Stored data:
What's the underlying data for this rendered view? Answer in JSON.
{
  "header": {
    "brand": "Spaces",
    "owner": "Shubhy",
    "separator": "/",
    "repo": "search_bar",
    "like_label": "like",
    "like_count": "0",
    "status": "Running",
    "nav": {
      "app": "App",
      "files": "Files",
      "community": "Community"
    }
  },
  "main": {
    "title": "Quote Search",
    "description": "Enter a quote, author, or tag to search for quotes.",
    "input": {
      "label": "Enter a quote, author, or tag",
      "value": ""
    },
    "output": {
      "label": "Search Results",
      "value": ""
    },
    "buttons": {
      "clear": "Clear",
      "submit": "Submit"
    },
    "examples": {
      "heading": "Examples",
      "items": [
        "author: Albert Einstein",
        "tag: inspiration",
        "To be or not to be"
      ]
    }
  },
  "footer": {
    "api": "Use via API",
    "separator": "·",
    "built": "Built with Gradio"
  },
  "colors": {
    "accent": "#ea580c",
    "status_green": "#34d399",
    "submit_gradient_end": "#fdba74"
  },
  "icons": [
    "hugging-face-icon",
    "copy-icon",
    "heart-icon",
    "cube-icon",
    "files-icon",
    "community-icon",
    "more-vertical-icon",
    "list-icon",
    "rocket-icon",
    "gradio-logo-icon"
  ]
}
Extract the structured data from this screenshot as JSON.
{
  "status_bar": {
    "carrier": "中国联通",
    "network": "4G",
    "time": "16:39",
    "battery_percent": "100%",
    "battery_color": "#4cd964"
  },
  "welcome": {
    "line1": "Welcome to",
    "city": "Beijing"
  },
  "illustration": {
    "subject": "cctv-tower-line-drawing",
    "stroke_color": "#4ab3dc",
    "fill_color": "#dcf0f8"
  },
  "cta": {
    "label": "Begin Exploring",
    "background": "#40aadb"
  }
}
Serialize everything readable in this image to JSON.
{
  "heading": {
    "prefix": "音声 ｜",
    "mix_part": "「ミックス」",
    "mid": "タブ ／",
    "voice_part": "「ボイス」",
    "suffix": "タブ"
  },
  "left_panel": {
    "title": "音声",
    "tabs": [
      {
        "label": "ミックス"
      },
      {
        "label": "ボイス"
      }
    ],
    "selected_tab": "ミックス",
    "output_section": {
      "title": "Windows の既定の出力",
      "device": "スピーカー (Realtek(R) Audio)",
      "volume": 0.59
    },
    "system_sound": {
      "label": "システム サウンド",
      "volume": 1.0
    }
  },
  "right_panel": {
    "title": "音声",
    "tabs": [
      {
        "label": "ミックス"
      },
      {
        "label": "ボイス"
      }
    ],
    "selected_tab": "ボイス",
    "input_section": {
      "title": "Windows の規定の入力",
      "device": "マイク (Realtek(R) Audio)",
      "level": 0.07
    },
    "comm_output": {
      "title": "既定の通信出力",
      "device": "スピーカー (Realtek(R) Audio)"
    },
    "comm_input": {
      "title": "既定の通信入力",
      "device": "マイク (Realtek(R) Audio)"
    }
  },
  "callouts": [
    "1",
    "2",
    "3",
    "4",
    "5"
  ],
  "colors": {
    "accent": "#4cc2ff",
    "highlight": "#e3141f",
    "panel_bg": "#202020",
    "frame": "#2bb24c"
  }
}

■ **Goal**
Say how many lines above contain the string "device". Answer with the number only.

■ **Result below**
4